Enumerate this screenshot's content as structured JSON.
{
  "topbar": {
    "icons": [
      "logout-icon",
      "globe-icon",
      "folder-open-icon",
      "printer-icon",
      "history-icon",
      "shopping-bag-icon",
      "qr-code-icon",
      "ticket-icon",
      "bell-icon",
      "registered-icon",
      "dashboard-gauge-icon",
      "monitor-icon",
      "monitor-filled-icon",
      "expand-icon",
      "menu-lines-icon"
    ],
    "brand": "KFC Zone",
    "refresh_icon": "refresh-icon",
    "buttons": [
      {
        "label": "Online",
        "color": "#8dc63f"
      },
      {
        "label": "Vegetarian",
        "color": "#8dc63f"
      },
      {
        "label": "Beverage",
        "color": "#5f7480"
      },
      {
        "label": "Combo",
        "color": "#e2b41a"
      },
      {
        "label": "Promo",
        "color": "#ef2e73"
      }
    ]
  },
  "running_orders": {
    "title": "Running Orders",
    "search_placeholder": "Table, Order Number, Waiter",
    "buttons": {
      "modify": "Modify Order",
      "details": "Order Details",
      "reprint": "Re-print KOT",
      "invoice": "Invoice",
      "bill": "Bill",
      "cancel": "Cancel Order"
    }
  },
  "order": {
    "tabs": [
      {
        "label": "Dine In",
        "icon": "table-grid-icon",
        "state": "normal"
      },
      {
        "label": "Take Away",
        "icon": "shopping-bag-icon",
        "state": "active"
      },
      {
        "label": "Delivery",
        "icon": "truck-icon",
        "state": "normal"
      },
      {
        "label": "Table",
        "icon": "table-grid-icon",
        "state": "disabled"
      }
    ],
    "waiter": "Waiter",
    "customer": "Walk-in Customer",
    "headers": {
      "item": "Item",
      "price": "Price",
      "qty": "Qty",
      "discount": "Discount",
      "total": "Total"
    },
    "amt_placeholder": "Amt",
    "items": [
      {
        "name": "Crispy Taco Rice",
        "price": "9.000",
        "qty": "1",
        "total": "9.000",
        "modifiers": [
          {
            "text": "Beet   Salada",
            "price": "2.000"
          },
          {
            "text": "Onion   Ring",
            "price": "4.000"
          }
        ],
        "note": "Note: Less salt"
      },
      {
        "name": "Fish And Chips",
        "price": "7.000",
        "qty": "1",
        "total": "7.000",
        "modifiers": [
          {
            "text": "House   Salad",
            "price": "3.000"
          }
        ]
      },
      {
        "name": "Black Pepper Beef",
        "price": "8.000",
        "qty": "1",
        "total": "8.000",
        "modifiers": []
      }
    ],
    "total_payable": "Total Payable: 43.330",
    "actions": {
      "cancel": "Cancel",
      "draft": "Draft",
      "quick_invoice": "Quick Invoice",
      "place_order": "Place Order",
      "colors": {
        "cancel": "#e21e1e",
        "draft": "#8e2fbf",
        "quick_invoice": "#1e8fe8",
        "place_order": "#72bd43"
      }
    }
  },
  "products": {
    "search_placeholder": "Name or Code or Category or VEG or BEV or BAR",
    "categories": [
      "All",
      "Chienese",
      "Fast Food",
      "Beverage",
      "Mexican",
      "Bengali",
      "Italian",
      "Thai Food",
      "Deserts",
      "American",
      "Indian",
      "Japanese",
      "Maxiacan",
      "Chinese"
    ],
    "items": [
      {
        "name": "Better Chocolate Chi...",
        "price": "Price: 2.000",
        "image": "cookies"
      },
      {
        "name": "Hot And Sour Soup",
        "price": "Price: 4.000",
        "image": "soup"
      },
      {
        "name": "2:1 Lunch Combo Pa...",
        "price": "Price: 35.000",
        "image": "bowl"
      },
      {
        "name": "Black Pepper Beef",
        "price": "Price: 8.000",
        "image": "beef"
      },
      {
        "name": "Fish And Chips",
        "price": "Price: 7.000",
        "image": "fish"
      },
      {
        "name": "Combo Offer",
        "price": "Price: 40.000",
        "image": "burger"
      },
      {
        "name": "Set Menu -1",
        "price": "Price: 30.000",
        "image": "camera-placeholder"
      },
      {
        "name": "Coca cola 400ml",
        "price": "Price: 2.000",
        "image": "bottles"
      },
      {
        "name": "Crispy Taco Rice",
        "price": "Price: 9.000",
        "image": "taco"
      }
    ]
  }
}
+--
◆ The task ◆
Copy all the entries verbatim.

◆ Task result ◆
Enumerate this screenshot's content as structured JSON.
{
  "topbar": {
    "icons": [
      "logout-icon",
      "globe-icon",
      "folder-open-icon",
      "printer-icon",
      "history-icon",
      "shopping-bag-icon",
      "qr-code-icon",
      "ticket-icon",
      "bell-icon",
      "registered-icon",
      "dashboard-gauge-icon",
      "monitor-icon",
      "monitor-filled-icon",
      "expand-icon",
      "menu-lines-icon"
    ],
    "brand": "KFC Zone",
    "refresh_icon": "refresh-icon",
    "buttons": [
      {
        "label": "Online",
        "color": "#8dc63f"
      },
      {
        "label": "Vegetarian",
        "color": "#8dc63f"
      },
      {
        "label": "Beverage",
        "color": "#5f7480"
      },
      {
        "label": "Combo",
        "color": "#e2b41a"
      },
      {
        "label": "Promo",
        "color": "#ef2e73"
      }
    ]
  },
  "running_orders": {
    "title": "Running Orders",
    "search_placeholder": "Table, Order Number, Waiter",
    "buttons": {
      "modify": "Modify Order",
      "details": "Order Details",
      "reprint": "Re-print KOT",
      "invoice": "Invoice",
      "bill": "Bill",
      "cancel": "Cancel Order"
    }
  },
  "order": {
    "tabs": [
      {
        "label": "Dine In",
        "icon": "table-grid-icon",
        "state": "normal"
      },
      {
        "label": "Take Away",
        "icon": "shopping-bag-icon",
        "state": "active"
      },
      {
        "label": "Delivery",
        "icon": "truck-icon",
        "state": "normal"
      },
      {
        "label": "Table",
        "icon": "table-grid-icon",
        "state": "disabled"
      }
    ],
    "waiter": "Waiter",
    "customer": "Walk-in Customer",
    "headers": {
      "item": "Item",
      "price": "Price",
      "qty": "Qty",
      "discount": "Discount",
      "total": "Total"
    },
    "amt_placeholder": "Amt",
    "items": [
      {
        "name": "Crispy Taco Rice",
        "price": "9.000",
        "qty": "1",
        "total": "9.000",
        "modifiers": [
          {
            "text": "Beet   Salada",
            "price": "2.000"
          },
          {
            "text": "Onion   Ring",
            "price": "4.000"
          }
        ],
        "note": "Note: Less salt"
      },
      {
        "name": "Fish And Chips",
        "price": "7.000",
        "qty": "1",
        "total": "7.000",
        "modifiers": [
          {
            "text": "House   Salad",
            "price": "3.000"
          }
        ]
      },
      {
        "name": "Black Pepper Beef",
        "price": "8.000",
        "qty": "1",
        "total": "8.000",
        "modifiers": []
      }
    ],
    "total_payable": "Total Payable: 43.330",
    "actions": {
      "cancel": "Cancel",
      "draft": "Draft",
      "quick_invoice": "Quick Invoice",
      "place_order": "Place Order",
      "colors": {
        "cancel": "#e21e1e",
        "draft": "#8e2fbf",
        "quick_invoice": "#1e8fe8",
        "place_order": "#72bd43"
      }
    }
  },
  "products": {
    "search_placeholder": "Name or Code or Category or VEG or BEV or BAR",
    "categories": [
      "All",
      "Chienese",
      "Fast Food",
      "Beverage",
      "Mexican",
      "Bengali",
      "Italian",
      "Thai Food",
      "Deserts",
      "American",
      "Indian",
      "Japanese",
      "Maxiacan",
      "Chinese"
    ],
    "items": [
      {
        "name": "Better Chocolate Chi...",
        "price": "Price: 2.000",
        "image": "cookies"
      },
      {
        "name": "Hot And Sour Soup",
        "price": "Price: 4.000",
        "image": "soup"
      },
      {
        "name": "2:1 Lunch Combo Pa...",
        "price": "Price: 35.000",
        "image": "bowl"
      },
      {
        "name": "Black Pepper Beef",
        "price": "Price: 8.000",
        "image": "beef"
      },
      {
        "name": "Fish And Chips",
        "price": "Price: 7.000",
        "image": "fish"
      },
      {
        "name": "Combo Offer",
        "price": "Price: 40.000",
        "image": "burger"
      },
      {
        "name": "Set Menu -1",
        "price": "Price: 30.000",
        "image": "camera-placeholder"
      },
      {
        "name": "Coca cola 400ml",
        "price": "Price: 2.000",
        "image": "bottles"
      },
      {
        "name": "Crispy Taco Rice",
        "price": "Price: 9.000",
        "image": "taco"
      }
    ]
  }
}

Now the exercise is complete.